◆ Short exercise
Give the material once more, word for word, without any images.
───── Records to use ─────
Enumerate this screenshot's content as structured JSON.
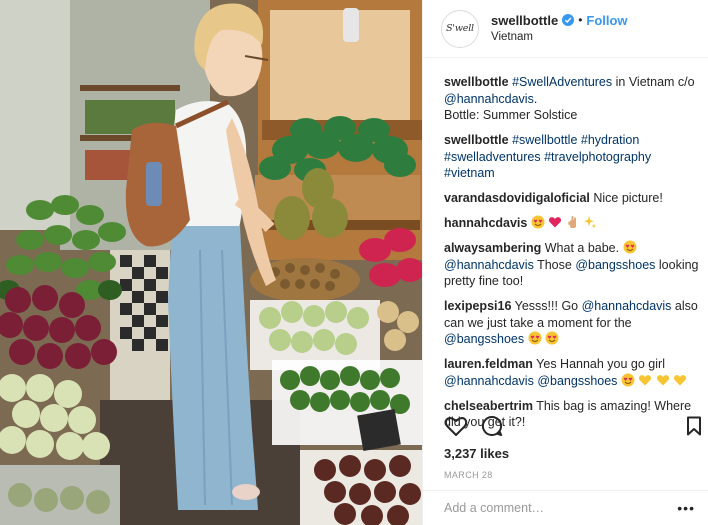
{
  "header": {
    "avatar_text": "S'well",
    "username": "swellbottle",
    "follow": "Follow",
    "location": "Vietnam"
  },
  "comments": [
    {
      "user": "swellbottle",
      "hashtag": "#SwellAdventures",
      "text1": " in Vietnam c/o ",
      "mention": "@hannahcdavis",
      "text2": ".",
      "line2": "Bottle: Summer Solstice"
    },
    {
      "user": "swellbottle",
      "tags": [
        "#swellbottle",
        "#hydration",
        "#swelladventures",
        "#travelphotography",
        "#vietnam"
      ]
    },
    {
      "user": "varandasdovidigaloficial",
      "text": "Nice picture!"
    },
    {
      "user": "hannahcdavis",
      "emojis": [
        "heart-eyes-emoji",
        "red-heart-emoji",
        "hand-emoji",
        "sparkles-emoji"
      ]
    },
    {
      "user": "alwaysambering",
      "text1": "What a babe. ",
      "mention1": "@hannahcdavis",
      "text2": " Those ",
      "mention2": "@bangsshoes",
      "text3": " looking pretty fine too!"
    },
    {
      "user": "lexipepsi16",
      "text1": "Yesss!!! Go ",
      "mention1": "@hannahcdavis",
      "text2": " also can we just take a moment for the ",
      "mention2": "@bangsshoes"
    },
    {
      "user": "lauren.feldman",
      "text1": "Yes Hannah you go girl ",
      "mention1": "@hannahcdavis",
      "mention2": "@bangsshoes"
    },
    {
      "user": "chelseabertrim",
      "text": "This bag is amazing! Where did you get it?!"
    }
  ],
  "likes": "3,237 likes",
  "date": "MARCH 28",
  "add_comment_placeholder": "Add a comment…",
  "more_label": "•••",
  "colors": {
    "link": "#003569",
    "follow": "#3897f0",
    "verified": "#3897f0"
  },
  "icons": [
    "heart-icon",
    "comment-icon",
    "save-icon",
    "verified-badge-icon",
    "more-options-icon"
  ]
}
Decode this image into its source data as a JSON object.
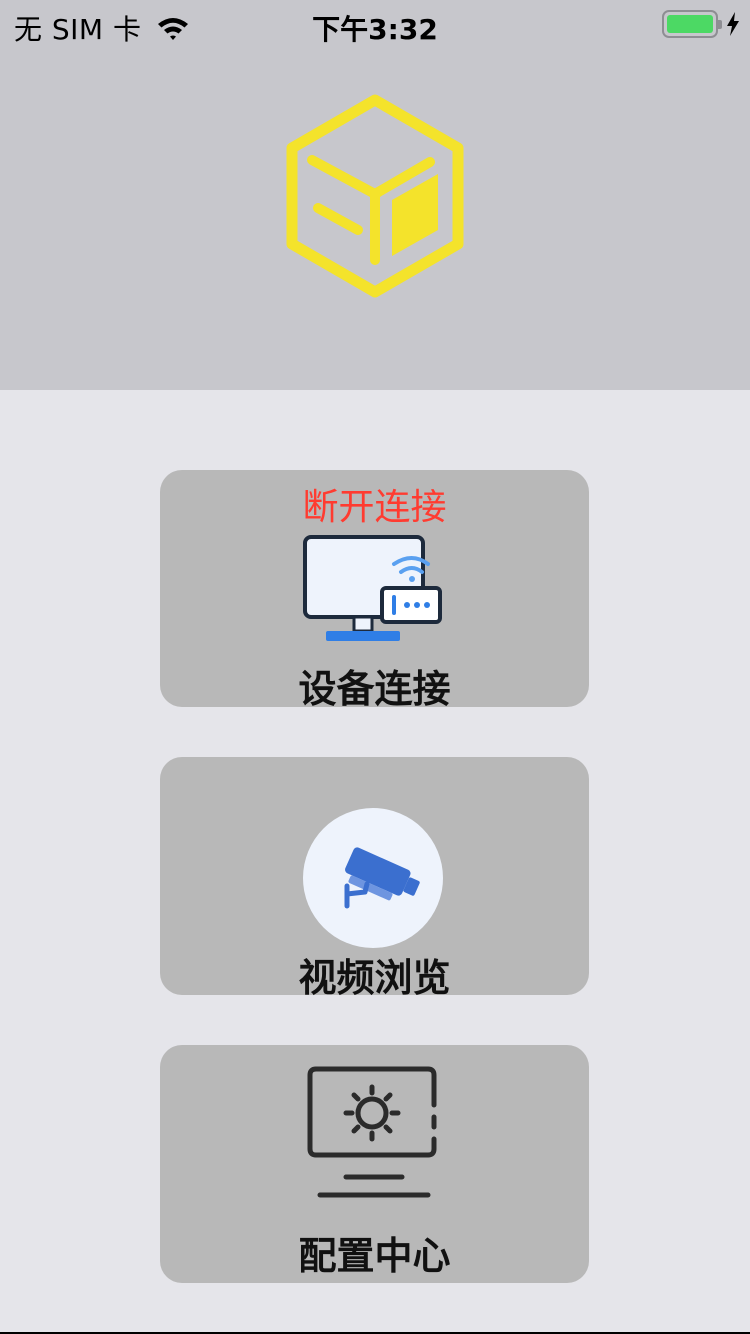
{
  "status_bar": {
    "carrier": "无 SIM 卡",
    "time": "下午3:32",
    "battery_color": "#4cd964"
  },
  "header": {
    "background": "#c7c7cc",
    "logo_icon": "yellow-cube-logo",
    "logo_color": "#f4e32b"
  },
  "menu": {
    "device_connect": {
      "status": "断开连接",
      "label": "设备连接",
      "icon": "monitor-router-icon"
    },
    "video_browse": {
      "label": "视频浏览",
      "icon": "security-camera-icon"
    },
    "config_center": {
      "label": "配置中心",
      "icon": "monitor-settings-icon"
    }
  }
}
─────
◆ Solution for this problem
Enumerate this screenshot's content as structured JSON.
{
  "header": {
    "avatar_text": "S'well",
    "username": "swellbottle",
    "follow": "Follow",
    "location": "Vietnam"
  },
  "comments": [
    {
      "user": "swellbottle",
      "hashtag": "#SwellAdventures",
      "text1": " in Vietnam c/o ",
      "mention": "@hannahcdavis",
      "text2": ".",
      "line2": "Bottle: Summer Solstice"
    },
    {
      "user": "swellbottle",
      "tags": [
        "#swellbottle",
        "#hydration",
        "#swelladventures",
        "#travelphotography",
        "#vietnam"
      ]
    },
    {
      "user": "varandasdovidigaloficial",
      "text": "Nice picture!"
    },
    {
      "user": "hannahcdavis",
      "emojis": [
        "heart-eyes-emoji",
        "red-heart-emoji",
        "hand-emoji",
        "sparkles-emoji"
      ]
    },
    {
      "user": "alwaysambering",
      "text1": "What a babe. ",
      "mention1": "@hannahcdavis",
      "text2": " Those ",
      "mention2": "@bangsshoes",
      "text3": " looking pretty fine too!"
    },
    {
      "user": "lexipepsi16",
      "text1": "Yesss!!! Go ",
      "mention1": "@hannahcdavis",
      "text2": " also can we just take a moment for the ",
      "mention2": "@bangsshoes"
    },
    {
      "user": "lauren.feldman",
      "text1": "Yes Hannah you go girl ",
      "mention1": "@hannahcdavis",
      "mention2": "@bangsshoes"
    },
    {
      "user": "chelseabertrim",
      "text": "This bag is amazing! Where did you get it?!"
    }
  ],
  "likes": "3,237 likes",
  "date": "MARCH 28",
  "add_comment_placeholder": "Add a comment…",
  "more_label": "•••",
  "colors": {
    "link": "#003569",
    "follow": "#3897f0",
    "verified": "#3897f0"
  },
  "icons": [
    "heart-icon",
    "comment-icon",
    "save-icon",
    "verified-badge-icon",
    "more-options-icon"
  ]
}
Decode this image into its source data as a JSON object.
{
  "status_bar": {
    "carrier": "无 SIM 卡",
    "time": "下午3:32",
    "battery_color": "#4cd964"
  },
  "header": {
    "background": "#c7c7cc",
    "logo_icon": "yellow-cube-logo",
    "logo_color": "#f4e32b"
  },
  "menu": {
    "device_connect": {
      "status": "断开连接",
      "label": "设备连接",
      "icon": "monitor-router-icon"
    },
    "video_browse": {
      "label": "视频浏览",
      "icon": "security-camera-icon"
    },
    "config_center": {
      "label": "配置中心",
      "icon": "monitor-settings-icon"
    }
  }
}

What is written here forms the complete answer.